■ Your objective:
Pick out every line holding the string "this" and copy it.

= = = =

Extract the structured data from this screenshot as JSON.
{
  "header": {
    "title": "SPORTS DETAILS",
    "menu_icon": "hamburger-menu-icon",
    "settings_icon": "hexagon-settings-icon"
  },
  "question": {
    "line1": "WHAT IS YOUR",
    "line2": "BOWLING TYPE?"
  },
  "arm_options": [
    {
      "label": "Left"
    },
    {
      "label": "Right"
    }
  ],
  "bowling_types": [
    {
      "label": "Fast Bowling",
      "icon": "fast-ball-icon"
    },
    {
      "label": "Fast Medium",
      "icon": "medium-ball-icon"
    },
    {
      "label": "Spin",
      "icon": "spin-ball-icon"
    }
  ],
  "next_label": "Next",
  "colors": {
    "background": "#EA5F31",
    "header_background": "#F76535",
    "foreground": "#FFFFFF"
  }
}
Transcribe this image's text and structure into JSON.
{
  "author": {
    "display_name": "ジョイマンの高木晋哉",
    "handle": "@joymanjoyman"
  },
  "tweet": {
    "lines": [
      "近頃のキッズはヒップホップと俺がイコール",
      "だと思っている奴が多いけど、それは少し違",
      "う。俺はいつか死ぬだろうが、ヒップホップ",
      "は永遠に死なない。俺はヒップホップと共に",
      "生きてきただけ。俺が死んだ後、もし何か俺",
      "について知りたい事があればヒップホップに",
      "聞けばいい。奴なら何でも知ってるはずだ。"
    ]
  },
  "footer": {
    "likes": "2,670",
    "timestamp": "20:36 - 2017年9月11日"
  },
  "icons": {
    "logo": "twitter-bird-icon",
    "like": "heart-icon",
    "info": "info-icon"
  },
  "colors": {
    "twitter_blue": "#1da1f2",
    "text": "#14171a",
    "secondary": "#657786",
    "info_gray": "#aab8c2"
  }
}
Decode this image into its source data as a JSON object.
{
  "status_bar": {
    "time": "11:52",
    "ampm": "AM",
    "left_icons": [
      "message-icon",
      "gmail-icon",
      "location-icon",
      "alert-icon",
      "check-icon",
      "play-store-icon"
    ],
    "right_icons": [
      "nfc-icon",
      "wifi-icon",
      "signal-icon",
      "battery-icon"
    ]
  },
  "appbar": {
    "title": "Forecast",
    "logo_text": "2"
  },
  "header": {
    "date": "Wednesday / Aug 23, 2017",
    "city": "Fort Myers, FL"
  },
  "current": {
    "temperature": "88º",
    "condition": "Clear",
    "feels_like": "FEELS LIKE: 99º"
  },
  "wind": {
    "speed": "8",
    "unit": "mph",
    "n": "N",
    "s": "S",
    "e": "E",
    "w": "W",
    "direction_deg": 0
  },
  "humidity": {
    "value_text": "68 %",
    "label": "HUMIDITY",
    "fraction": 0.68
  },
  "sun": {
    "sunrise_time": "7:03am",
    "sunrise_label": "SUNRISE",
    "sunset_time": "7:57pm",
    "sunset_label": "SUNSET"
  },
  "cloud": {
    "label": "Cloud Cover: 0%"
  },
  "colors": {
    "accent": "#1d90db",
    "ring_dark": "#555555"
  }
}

= = = =

■ Full solution:
Extract the structured data from this screenshot as JSON.
Transcribe this image's text and structure into JSON.
Decode this image into its source data as a JSON object.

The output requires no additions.